(Exercise directions): Can you edit these records so that every "Samples" becomes "Environment Steps", keep everything else unchanged, and leave the pictures out of your answer?
........
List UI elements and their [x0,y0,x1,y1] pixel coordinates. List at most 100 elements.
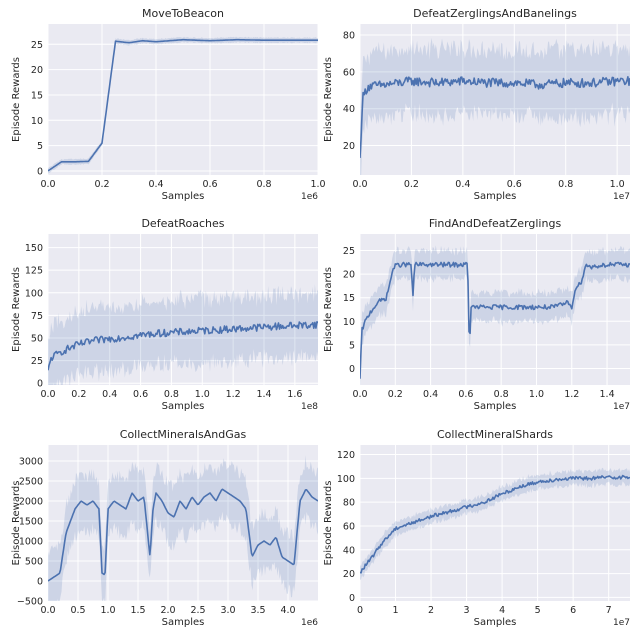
y-axis-label: Episode Rewards [323,267,334,352]
y-tick-label: 60 [343,67,355,78]
x-tick-label: 0.0 [40,605,55,616]
x-tick-label: 0 [357,605,363,616]
x-tick-label: 0.6 [133,389,148,400]
x-tick-label: 0.4 [455,179,470,190]
x-axis-label: Samples [162,401,205,412]
x-tick-label: 1.0 [100,605,115,616]
x-tick-label: 1.0 [195,389,210,400]
y-tick-label: 75 [31,311,43,322]
y-tick-label: 60 [343,521,355,532]
x-tick-label: 1 [393,605,399,616]
x-tick-label: 0.2 [71,389,86,400]
plot-area [360,445,630,601]
y-axis-label: Episode Rewards [11,267,22,352]
x-tick-label: 0.2 [388,389,403,400]
y-tick-label: 10 [343,317,355,328]
x-tick-label: 2.0 [160,605,175,616]
x-tick-label: 0.8 [164,389,179,400]
x-tick-label: 1.6 [287,389,302,400]
x-tick-label: 0.0 [352,389,367,400]
y-tick-label: 5 [349,340,355,351]
y-tick-label: 3000 [19,457,43,468]
x-tick-label: 4.0 [280,605,295,616]
x-tick-label: 0.0 [40,179,55,190]
chart-title: FindAndDefeatZerglings [429,217,562,230]
x-tick-label: 1.5 [130,605,145,616]
plot-area [48,445,318,601]
plot-area [48,234,318,385]
y-tick-label: 0 [349,593,355,604]
y-tick-label: 500 [25,557,43,568]
subplot-5: 0 1 2 3 4 5 6 7 0 20 40 60 80 100 120 CollectMineralSha… [323,428,630,628]
x-axis-label: Samples [474,401,517,412]
series-line [360,261,630,379]
x-axis-label: Samples [162,617,205,628]
series-line [48,488,318,582]
x-tick-label: 0.8 [558,179,573,190]
series-line [360,76,630,158]
y-tick-label: 15 [343,293,355,304]
chart-title: DefeatZerglingsAndBanelings [413,7,577,20]
y-tick-label: 0 [37,577,43,588]
confidence-band [48,455,318,601]
x-tick-label: 3.5 [250,605,265,616]
y-tick-label: 10 [31,116,43,127]
x-tick-label: 0.2 [94,179,109,190]
confidence-band [360,467,630,580]
x-tick-label: 0.2 [404,179,419,190]
y-tick-label: 120 [337,450,355,461]
x-tick-label: 2 [428,605,434,616]
x-tick-label: 1.0 [610,179,625,190]
chart-title: CollectMineralShards [437,428,553,441]
x-tick-label: 0.4 [148,179,163,190]
x-tick-label: 0.8 [256,179,271,190]
x-tick-label: 1.2 [564,389,579,400]
y-tick-label: 25 [343,246,355,257]
x-tick-label: 1.0 [529,389,544,400]
subplot-0: 0.0 0.2 0.4 0.6 0.8 1.0 0 5 10 15 20 25 MoveToBeacon… [11,7,326,202]
x-axis-offset: 1e7 [613,192,630,202]
x-tick-label: 3.0 [220,605,235,616]
x-axis-label: Samples [162,191,205,202]
chart-title: DefeatRoaches [141,217,224,230]
x-axis-offset: 1e6 [301,618,318,628]
y-axis-label: Episode Rewards [323,481,334,566]
x-tick-label: 4 [499,605,505,616]
y-tick-label: 25 [31,356,43,367]
y-tick-label: 0 [37,379,43,390]
confidence-band [360,37,630,175]
y-tick-label: 1500 [19,517,43,528]
x-tick-label: 5 [535,605,541,616]
y-tick-label: 2500 [19,477,43,488]
y-tick-label: 20 [343,270,355,281]
x-tick-label: 0.6 [507,179,522,190]
confidence-band [48,36,318,174]
series-line [360,474,630,574]
x-tick-label: 1.4 [256,389,271,400]
y-tick-label: 100 [25,288,43,299]
y-tick-label: 80 [343,31,355,42]
x-tick-label: 0.6 [202,179,217,190]
y-tick-label: 15 [31,90,43,101]
y-tick-label: 100 [337,474,355,485]
subplot-1: 0.0 0.2 0.4 0.6 0.8 1.0 20 40 60 80 DefeatZergling… [323,7,630,202]
x-tick-label: 1.2 [226,389,241,400]
chart-title: MoveToBeacon [142,7,224,20]
chart-title: CollectMineralsAndGas [120,428,247,441]
subplot-2: 0.0 0.2 0.4 0.6 0.8 1.0 1.2 1.4 1.6 0 25 50 75 100 125… [11,217,318,412]
y-tick-label: 20 [343,141,355,152]
y-tick-label: 50 [31,333,43,344]
y-tick-label: 40 [343,545,355,556]
x-axis-offset: 1e8 [301,402,318,412]
confidence-band [360,245,630,385]
x-axis-label: Samples [474,617,517,628]
x-tick-label: 0.0 [352,179,367,190]
plot-area [360,24,630,175]
x-tick-label: 0.4 [102,389,117,400]
x-tick-label: 6 [570,605,576,616]
x-tick-label: 3 [464,605,470,616]
y-tick-label: 0 [349,364,355,375]
x-tick-label: 7 [606,605,612,616]
x-axis-offset: 1e7 [613,402,630,412]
........
(Result):
List UI elements and their [x0,y0,x1,y1] pixel coordinates. List at most 100 elements.
y-axis-label: Episode Rewards [323,267,334,352]
y-tick-label: 60 [343,67,355,78]
x-tick-label: 0.0 [40,605,55,616]
x-tick-label: 0 [357,605,363,616]
x-tick-label: 0.6 [133,389,148,400]
x-tick-label: 0.4 [455,179,470,190]
x-axis-label: Environment Steps [162,401,205,412]
x-tick-label: 1.0 [100,605,115,616]
x-tick-label: 1.0 [195,389,210,400]
y-tick-label: 75 [31,311,43,322]
y-tick-label: 60 [343,521,355,532]
x-tick-label: 1 [393,605,399,616]
x-tick-label: 0.2 [71,389,86,400]
plot-area [360,445,630,601]
y-axis-label: Episode Rewards [11,267,22,352]
x-tick-label: 0.2 [388,389,403,400]
y-tick-label: 10 [343,317,355,328]
x-tick-label: 2.0 [160,605,175,616]
x-tick-label: 0.8 [164,389,179,400]
x-tick-label: 1.6 [287,389,302,400]
x-tick-label: 0.0 [352,389,367,400]
y-tick-label: 5 [349,340,355,351]
y-tick-label: 3000 [19,457,43,468]
x-tick-label: 4.0 [280,605,295,616]
x-tick-label: 0.0 [40,179,55,190]
chart-title: FindAndDefeatZerglings [429,217,562,230]
x-tick-label: 1.5 [130,605,145,616]
plot-area [48,445,318,601]
plot-area [48,234,318,385]
y-tick-label: 0 [349,593,355,604]
y-tick-label: 500 [25,557,43,568]
subplot-5: 0 1 2 3 4 5 6 7 0 20 40 60 80 100 120 CollectMineralSha… [323,428,630,628]
x-axis-label: Environment Steps [474,401,517,412]
series-line [360,261,630,379]
x-axis-label: Environment Steps [162,617,205,628]
series-line [48,488,318,582]
x-tick-label: 0.8 [558,179,573,190]
series-line [360,76,630,158]
y-tick-label: 15 [343,293,355,304]
chart-title: DefeatZerglingsAndBanelings [413,7,577,20]
y-tick-label: 0 [37,577,43,588]
confidence-band [48,455,318,601]
x-tick-label: 3.5 [250,605,265,616]
y-tick-label: 10 [31,116,43,127]
x-tick-label: 0.2 [94,179,109,190]
confidence-band [360,467,630,580]
x-tick-label: 0.2 [404,179,419,190]
y-tick-label: 120 [337,450,355,461]
x-tick-label: 2 [428,605,434,616]
x-tick-label: 1.0 [610,179,625,190]
chart-title: CollectMineralShards [437,428,553,441]
x-tick-label: 0.4 [148,179,163,190]
x-tick-label: 0.8 [256,179,271,190]
x-tick-label: 1.2 [564,389,579,400]
y-tick-label: 25 [343,246,355,257]
x-tick-label: 1.0 [529,389,544,400]
subplot-0: 0.0 0.2 0.4 0.6 0.8 1.0 0 5 10 15 20 25 MoveToBeacon… [11,7,326,202]
x-axis-offset: 1e7 [613,192,630,202]
x-tick-label: 3.0 [220,605,235,616]
x-axis-label: Environment Steps [162,191,205,202]
chart-title: DefeatRoaches [141,217,224,230]
x-axis-offset: 1e6 [301,618,318,628]
y-axis-label: Episode Rewards [323,481,334,566]
x-tick-label: 4 [499,605,505,616]
y-tick-label: 25 [31,356,43,367]
y-tick-label: 0 [37,379,43,390]
confidence-band [360,37,630,175]
y-tick-label: 1500 [19,517,43,528]
x-tick-label: 5 [535,605,541,616]
y-tick-label: 2500 [19,477,43,488]
y-tick-label: 20 [343,270,355,281]
x-tick-label: 0.6 [507,179,522,190]
confidence-band [48,36,318,174]
series-line [360,474,630,574]
x-tick-label: 1.4 [256,389,271,400]
y-tick-label: 100 [25,288,43,299]
y-tick-label: 80 [343,31,355,42]
x-tick-label: 0.6 [202,179,217,190]
y-tick-label: 15 [31,90,43,101]
y-tick-label: 100 [337,474,355,485]
subplot-1: 0.0 0.2 0.4 0.6 0.8 1.0 20 40 60 80 DefeatZergling… [323,7,630,202]
x-tick-label: 1.2 [226,389,241,400]
chart-title: MoveToBeacon [142,7,224,20]
chart-title: CollectMineralsAndGas [120,428,247,441]
subplot-2: 0.0 0.2 0.4 0.6 0.8 1.0 1.2 1.4 1.6 0 25 50 75 100 125… [11,217,318,412]
y-tick-label: 20 [343,141,355,152]
y-tick-label: 50 [31,333,43,344]
y-tick-label: 40 [343,545,355,556]
x-axis-offset: 1e8 [301,402,318,412]
confidence-band [360,245,630,385]
x-axis-label: Environment Steps [474,617,517,628]
x-tick-label: 0.0 [352,179,367,190]
plot-area [360,24,630,175]
x-tick-label: 0.4 [102,389,117,400]
x-tick-label: 6 [570,605,576,616]
x-tick-label: 3 [464,605,470,616]
y-tick-label: 0 [349,364,355,375]
x-tick-label: 7 [606,605,612,616]
x-axis-offset: 1e7 [613,402,630,412]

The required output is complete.